### Problem to work on
Every entry here needs to be repeated exactly.

(Excerpts from a figure dataset)
****************************************
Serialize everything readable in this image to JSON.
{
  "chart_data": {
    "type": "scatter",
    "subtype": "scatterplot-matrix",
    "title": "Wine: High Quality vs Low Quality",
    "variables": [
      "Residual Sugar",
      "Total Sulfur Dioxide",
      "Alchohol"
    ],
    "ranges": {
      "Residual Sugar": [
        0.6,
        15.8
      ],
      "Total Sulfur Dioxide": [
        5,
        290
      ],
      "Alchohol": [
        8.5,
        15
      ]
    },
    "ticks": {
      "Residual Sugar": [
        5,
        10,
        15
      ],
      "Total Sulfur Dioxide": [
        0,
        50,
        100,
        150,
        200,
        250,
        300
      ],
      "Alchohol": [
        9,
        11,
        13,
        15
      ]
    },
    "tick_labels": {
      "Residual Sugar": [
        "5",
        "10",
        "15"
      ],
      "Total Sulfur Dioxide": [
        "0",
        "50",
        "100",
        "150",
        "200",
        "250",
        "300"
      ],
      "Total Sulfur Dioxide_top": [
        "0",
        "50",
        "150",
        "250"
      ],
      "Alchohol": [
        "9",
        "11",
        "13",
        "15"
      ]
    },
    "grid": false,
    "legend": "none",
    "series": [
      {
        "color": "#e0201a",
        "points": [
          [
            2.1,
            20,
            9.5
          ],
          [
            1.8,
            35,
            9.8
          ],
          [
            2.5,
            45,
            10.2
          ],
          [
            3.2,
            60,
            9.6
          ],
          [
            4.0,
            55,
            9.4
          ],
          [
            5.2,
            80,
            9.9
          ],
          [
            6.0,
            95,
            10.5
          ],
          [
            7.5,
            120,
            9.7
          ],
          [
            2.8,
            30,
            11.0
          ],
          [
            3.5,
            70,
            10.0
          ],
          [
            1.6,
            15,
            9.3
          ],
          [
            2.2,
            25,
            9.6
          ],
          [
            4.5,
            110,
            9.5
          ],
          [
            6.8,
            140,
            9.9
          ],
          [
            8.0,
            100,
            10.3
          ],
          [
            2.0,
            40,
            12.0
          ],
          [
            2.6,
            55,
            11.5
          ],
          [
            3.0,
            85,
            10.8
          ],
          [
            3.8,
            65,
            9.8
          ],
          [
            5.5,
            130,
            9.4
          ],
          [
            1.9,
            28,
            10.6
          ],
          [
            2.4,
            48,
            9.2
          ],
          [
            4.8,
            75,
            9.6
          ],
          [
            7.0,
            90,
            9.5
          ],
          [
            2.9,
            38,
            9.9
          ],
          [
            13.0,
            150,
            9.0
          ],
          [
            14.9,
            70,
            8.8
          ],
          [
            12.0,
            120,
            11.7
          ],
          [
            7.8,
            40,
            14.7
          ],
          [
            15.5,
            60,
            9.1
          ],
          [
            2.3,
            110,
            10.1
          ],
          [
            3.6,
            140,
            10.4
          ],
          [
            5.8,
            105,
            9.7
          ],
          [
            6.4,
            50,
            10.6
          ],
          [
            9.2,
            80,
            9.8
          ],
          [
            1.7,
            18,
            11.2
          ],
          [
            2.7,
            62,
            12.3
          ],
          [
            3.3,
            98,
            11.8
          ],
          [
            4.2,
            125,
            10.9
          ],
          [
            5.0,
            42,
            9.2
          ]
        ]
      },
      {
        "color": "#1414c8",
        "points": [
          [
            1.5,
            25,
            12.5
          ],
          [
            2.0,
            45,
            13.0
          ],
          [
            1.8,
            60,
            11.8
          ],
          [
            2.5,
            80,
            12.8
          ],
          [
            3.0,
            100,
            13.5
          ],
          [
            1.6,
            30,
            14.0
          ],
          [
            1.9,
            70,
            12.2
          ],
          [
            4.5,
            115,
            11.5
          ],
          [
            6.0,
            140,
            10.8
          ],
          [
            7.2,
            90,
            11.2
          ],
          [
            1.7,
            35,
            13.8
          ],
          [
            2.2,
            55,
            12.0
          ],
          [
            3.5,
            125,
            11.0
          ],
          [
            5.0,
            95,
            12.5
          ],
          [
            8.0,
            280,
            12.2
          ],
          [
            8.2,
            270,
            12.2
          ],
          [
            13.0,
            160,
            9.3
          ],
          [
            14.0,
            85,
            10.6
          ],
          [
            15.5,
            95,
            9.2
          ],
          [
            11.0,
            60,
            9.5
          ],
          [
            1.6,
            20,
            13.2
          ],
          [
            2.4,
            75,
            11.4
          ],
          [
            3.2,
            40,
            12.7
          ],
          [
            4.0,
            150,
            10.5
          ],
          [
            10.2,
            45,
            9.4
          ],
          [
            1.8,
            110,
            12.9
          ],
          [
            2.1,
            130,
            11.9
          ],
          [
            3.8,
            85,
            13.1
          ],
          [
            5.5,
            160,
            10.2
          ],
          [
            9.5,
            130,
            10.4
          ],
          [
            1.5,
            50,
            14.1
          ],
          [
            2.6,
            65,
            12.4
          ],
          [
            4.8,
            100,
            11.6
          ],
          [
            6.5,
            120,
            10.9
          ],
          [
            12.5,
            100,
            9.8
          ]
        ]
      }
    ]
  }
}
****************************************
### Written reply
Serialize everything readable in this image to JSON.
{
  "chart_data": {
    "type": "scatter",
    "subtype": "scatterplot-matrix",
    "title": "Wine: High Quality vs Low Quality",
    "variables": [
      "Residual Sugar",
      "Total Sulfur Dioxide",
      "Alchohol"
    ],
    "ranges": {
      "Residual Sugar": [
        0.6,
        15.8
      ],
      "Total Sulfur Dioxide": [
        5,
        290
      ],
      "Alchohol": [
        8.5,
        15
      ]
    },
    "ticks": {
      "Residual Sugar": [
        5,
        10,
        15
      ],
      "Total Sulfur Dioxide": [
        0,
        50,
        100,
        150,
        200,
        250,
        300
      ],
      "Alchohol": [
        9,
        11,
        13,
        15
      ]
    },
    "tick_labels": {
      "Residual Sugar": [
        "5",
        "10",
        "15"
      ],
      "Total Sulfur Dioxide": [
        "0",
        "50",
        "100",
        "150",
        "200",
        "250",
        "300"
      ],
      "Total Sulfur Dioxide_top": [
        "0",
        "50",
        "150",
        "250"
      ],
      "Alchohol": [
        "9",
        "11",
        "13",
        "15"
      ]
    },
    "grid": false,
    "legend": "none",
    "series": [
      {
        "color": "#e0201a",
        "points": [
          [
            2.1,
            20,
            9.5
          ],
          [
            1.8,
            35,
            9.8
          ],
          [
            2.5,
            45,
            10.2
          ],
          [
            3.2,
            60,
            9.6
          ],
          [
            4.0,
            55,
            9.4
          ],
          [
            5.2,
            80,
            9.9
          ],
          [
            6.0,
            95,
            10.5
          ],
          [
            7.5,
            120,
            9.7
          ],
          [
            2.8,
            30,
            11.0
          ],
          [
            3.5,
            70,
            10.0
          ],
          [
            1.6,
            15,
            9.3
          ],
          [
            2.2,
            25,
            9.6
          ],
          [
            4.5,
            110,
            9.5
          ],
          [
            6.8,
            140,
            9.9
          ],
          [
            8.0,
            100,
            10.3
          ],
          [
            2.0,
            40,
            12.0
          ],
          [
            2.6,
            55,
            11.5
          ],
          [
            3.0,
            85,
            10.8
          ],
          [
            3.8,
            65,
            9.8
          ],
          [
            5.5,
            130,
            9.4
          ],
          [
            1.9,
            28,
            10.6
          ],
          [
            2.4,
            48,
            9.2
          ],
          [
            4.8,
            75,
            9.6
          ],
          [
            7.0,
            90,
            9.5
          ],
          [
            2.9,
            38,
            9.9
          ],
          [
            13.0,
            150,
            9.0
          ],
          [
            14.9,
            70,
            8.8
          ],
          [
            12.0,
            120,
            11.7
          ],
          [
            7.8,
            40,
            14.7
          ],
          [
            15.5,
            60,
            9.1
          ],
          [
            2.3,
            110,
            10.1
          ],
          [
            3.6,
            140,
            10.4
          ],
          [
            5.8,
            105,
            9.7
          ],
          [
            6.4,
            50,
            10.6
          ],
          [
            9.2,
            80,
            9.8
          ],
          [
            1.7,
            18,
            11.2
          ],
          [
            2.7,
            62,
            12.3
          ],
          [
            3.3,
            98,
            11.8
          ],
          [
            4.2,
            125,
            10.9
          ],
          [
            5.0,
            42,
            9.2
          ]
        ]
      },
      {
        "color": "#1414c8",
        "points": [
          [
            1.5,
            25,
            12.5
          ],
          [
            2.0,
            45,
            13.0
          ],
          [
            1.8,
            60,
            11.8
          ],
          [
            2.5,
            80,
            12.8
          ],
          [
            3.0,
            100,
            13.5
          ],
          [
            1.6,
            30,
            14.0
          ],
          [
            1.9,
            70,
            12.2
          ],
          [
            4.5,
            115,
            11.5
          ],
          [
            6.0,
            140,
            10.8
          ],
          [
            7.2,
            90,
            11.2
          ],
          [
            1.7,
            35,
            13.8
          ],
          [
            2.2,
            55,
            12.0
          ],
          [
            3.5,
            125,
            11.0
          ],
          [
            5.0,
            95,
            12.5
          ],
          [
            8.0,
            280,
            12.2
          ],
          [
            8.2,
            270,
            12.2
          ],
          [
            13.0,
            160,
            9.3
          ],
          [
            14.0,
            85,
            10.6
          ],
          [
            15.5,
            95,
            9.2
          ],
          [
            11.0,
            60,
            9.5
          ],
          [
            1.6,
            20,
            13.2
          ],
          [
            2.4,
            75,
            11.4
          ],
          [
            3.2,
            40,
            12.7
          ],
          [
            4.0,
            150,
            10.5
          ],
          [
            10.2,
            45,
            9.4
          ],
          [
            1.8,
            110,
            12.9
          ],
          [
            2.1,
            130,
            11.9
          ],
          [
            3.8,
            85,
            13.1
          ],
          [
            5.5,
            160,
            10.2
          ],
          [
            9.5,
            130,
            10.4
          ],
          [
            1.5,
            50,
            14.1
          ],
          [
            2.6,
            65,
            12.4
          ],
          [
            4.8,
            100,
            11.6
          ],
          [
            6.5,
            120,
            10.9
          ],
          [
            12.5,
            100,
            9.8
          ]
        ]
      }
    ]
  }
}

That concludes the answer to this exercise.